▸ Exercise objective: Could you collect every line of the records below that contains the string "curvatura" and copy each one out in full?

▸ The data:

===

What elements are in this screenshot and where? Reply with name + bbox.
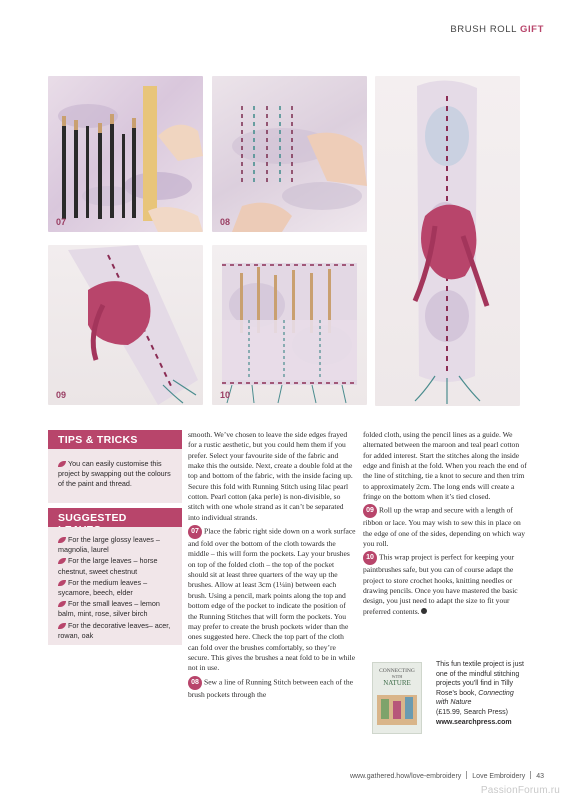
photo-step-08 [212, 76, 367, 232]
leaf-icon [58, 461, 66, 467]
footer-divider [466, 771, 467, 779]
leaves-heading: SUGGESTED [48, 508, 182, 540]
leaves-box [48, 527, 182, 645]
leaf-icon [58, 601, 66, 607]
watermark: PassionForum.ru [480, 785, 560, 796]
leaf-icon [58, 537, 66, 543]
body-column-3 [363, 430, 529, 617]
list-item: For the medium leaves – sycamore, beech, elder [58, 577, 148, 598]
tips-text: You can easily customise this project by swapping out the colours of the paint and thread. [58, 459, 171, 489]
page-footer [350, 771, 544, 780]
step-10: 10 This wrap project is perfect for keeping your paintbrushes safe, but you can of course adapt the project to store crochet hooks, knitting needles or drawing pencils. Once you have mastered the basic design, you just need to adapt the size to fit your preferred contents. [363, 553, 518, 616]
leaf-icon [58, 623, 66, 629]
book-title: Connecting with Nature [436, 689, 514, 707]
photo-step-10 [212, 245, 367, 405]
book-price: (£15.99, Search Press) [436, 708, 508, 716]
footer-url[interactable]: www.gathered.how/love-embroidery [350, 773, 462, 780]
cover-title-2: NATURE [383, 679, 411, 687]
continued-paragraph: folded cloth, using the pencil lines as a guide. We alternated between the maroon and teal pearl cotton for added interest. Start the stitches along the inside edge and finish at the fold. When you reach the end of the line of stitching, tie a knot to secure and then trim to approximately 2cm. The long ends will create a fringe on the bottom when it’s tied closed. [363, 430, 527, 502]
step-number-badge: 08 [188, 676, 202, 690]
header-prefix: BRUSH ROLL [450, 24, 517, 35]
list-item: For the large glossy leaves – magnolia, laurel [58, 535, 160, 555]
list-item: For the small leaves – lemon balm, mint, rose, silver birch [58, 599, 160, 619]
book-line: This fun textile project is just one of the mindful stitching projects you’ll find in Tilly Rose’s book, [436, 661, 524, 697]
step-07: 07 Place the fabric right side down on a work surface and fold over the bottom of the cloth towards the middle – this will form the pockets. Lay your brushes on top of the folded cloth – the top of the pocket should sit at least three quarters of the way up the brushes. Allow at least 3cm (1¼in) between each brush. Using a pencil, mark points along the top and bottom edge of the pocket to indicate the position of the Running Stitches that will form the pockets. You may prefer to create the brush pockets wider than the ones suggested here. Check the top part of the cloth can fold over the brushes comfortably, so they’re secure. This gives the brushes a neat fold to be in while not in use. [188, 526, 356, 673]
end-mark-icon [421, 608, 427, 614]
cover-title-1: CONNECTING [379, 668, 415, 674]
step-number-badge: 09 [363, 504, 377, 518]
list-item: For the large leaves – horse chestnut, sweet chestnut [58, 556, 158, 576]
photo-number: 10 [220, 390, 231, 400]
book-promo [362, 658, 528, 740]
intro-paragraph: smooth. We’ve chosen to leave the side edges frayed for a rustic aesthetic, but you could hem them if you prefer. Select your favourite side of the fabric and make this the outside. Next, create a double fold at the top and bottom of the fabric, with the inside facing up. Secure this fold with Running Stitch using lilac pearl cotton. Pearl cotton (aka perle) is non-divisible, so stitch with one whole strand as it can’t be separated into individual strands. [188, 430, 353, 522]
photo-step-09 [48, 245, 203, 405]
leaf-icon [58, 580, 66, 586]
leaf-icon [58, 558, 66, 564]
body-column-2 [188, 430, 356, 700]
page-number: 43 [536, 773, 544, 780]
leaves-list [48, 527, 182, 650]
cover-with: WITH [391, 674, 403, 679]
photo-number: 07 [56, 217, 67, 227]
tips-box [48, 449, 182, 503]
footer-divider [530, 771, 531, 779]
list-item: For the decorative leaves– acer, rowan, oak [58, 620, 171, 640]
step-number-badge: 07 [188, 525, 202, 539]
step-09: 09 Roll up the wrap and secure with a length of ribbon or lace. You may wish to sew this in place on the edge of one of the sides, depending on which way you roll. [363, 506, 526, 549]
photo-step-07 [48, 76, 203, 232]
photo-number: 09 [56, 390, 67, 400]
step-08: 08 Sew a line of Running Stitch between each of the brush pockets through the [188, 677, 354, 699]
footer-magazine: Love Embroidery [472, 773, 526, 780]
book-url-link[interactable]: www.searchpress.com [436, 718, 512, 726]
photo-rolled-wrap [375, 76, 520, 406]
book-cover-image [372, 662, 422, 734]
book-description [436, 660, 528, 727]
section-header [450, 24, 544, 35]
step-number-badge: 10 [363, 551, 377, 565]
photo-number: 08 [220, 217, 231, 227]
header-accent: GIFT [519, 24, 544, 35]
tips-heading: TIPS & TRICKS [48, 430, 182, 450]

===

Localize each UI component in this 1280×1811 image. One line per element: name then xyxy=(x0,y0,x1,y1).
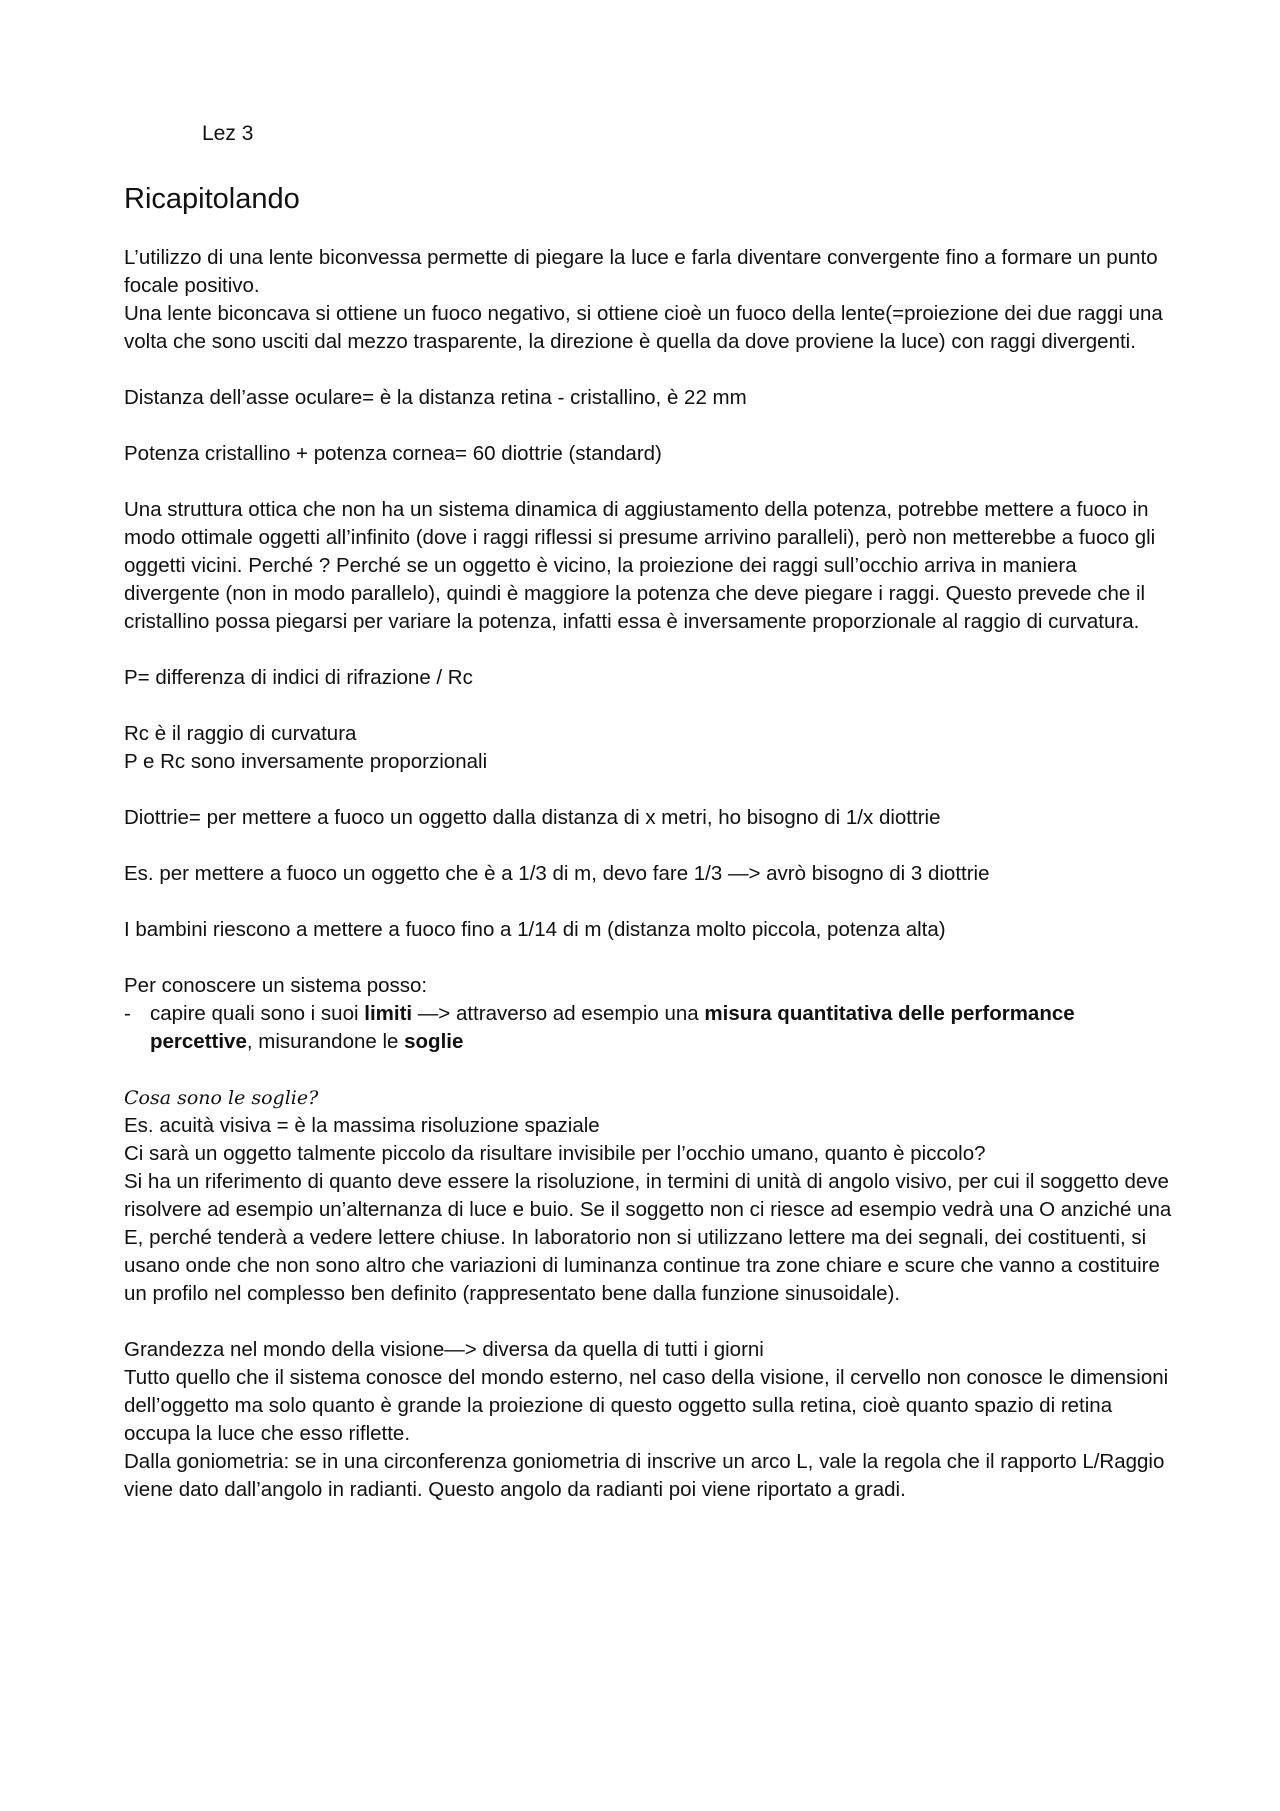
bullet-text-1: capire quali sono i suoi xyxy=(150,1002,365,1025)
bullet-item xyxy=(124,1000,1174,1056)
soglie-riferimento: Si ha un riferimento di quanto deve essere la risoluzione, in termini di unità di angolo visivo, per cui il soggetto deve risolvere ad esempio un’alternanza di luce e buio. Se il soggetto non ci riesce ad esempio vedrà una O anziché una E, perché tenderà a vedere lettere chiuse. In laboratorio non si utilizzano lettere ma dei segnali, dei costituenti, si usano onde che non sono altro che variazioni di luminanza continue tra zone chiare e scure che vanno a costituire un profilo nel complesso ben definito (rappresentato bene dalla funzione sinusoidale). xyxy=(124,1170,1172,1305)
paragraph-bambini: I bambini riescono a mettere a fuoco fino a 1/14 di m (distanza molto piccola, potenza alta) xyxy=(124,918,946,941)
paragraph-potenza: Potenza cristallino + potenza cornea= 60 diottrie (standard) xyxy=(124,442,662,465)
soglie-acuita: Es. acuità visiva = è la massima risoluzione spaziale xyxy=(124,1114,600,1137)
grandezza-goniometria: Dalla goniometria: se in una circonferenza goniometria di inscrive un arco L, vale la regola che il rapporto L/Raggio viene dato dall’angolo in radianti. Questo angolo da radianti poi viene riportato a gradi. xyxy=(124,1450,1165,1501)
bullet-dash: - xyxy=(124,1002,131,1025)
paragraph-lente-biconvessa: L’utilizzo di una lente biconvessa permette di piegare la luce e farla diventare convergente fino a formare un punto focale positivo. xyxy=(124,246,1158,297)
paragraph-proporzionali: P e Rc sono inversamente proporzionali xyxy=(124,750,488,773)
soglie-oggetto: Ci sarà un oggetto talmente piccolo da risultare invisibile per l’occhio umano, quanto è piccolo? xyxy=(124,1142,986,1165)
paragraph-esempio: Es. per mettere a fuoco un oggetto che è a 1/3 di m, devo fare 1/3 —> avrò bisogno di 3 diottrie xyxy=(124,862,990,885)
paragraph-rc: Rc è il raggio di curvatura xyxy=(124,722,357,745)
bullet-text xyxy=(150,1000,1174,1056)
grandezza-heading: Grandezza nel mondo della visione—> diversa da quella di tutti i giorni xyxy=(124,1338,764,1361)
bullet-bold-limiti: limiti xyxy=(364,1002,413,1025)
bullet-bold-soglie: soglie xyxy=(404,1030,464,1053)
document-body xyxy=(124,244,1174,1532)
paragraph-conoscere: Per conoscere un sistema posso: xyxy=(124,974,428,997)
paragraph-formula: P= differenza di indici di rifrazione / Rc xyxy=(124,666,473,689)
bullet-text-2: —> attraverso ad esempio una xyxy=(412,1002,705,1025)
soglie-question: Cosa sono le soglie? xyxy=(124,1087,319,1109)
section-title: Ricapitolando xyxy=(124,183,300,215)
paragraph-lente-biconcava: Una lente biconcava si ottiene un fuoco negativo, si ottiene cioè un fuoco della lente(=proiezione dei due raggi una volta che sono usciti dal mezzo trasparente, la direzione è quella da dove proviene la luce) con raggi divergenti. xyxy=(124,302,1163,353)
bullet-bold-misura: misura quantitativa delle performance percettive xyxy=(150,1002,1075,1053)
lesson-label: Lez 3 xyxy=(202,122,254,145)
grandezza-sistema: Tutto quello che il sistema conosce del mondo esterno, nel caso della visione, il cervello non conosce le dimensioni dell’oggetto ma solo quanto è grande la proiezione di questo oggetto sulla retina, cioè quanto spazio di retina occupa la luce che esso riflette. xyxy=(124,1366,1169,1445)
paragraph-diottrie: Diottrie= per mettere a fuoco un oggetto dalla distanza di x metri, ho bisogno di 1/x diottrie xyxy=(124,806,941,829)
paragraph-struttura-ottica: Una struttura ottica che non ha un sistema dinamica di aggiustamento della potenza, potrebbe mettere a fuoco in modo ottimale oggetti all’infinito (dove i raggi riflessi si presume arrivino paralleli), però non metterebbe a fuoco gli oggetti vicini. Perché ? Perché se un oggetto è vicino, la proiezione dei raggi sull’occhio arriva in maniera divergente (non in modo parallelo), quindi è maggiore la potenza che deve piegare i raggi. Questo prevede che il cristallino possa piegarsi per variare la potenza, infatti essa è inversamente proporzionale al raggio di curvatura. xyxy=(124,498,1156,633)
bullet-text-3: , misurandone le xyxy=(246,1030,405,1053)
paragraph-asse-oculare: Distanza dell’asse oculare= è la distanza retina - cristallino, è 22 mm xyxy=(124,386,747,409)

===

▸ Task output:
paragraph-rc: Rc è il raggio di curvatura xyxy=(124,722,357,745)
paragraph-struttura-ottica: Una struttura ottica che non ha un sistema dinamica di aggiustamento della potenza, potrebbe mettere a fuoco in modo ottimale oggetti all’infinito (dove i raggi riflessi si presume arrivino paralleli), però non metterebbe a fuoco gli oggetti vicini. Perché ? Perché se un oggetto è vicino, la proiezione dei raggi sull’occhio arriva in maniera divergente (non in modo parallelo), quindi è maggiore la potenza che deve piegare i raggi. Questo prevede che il cristallino possa piegarsi per variare la potenza, infatti essa è inversamente proporzionale al raggio di curvatura. xyxy=(124,498,1156,633)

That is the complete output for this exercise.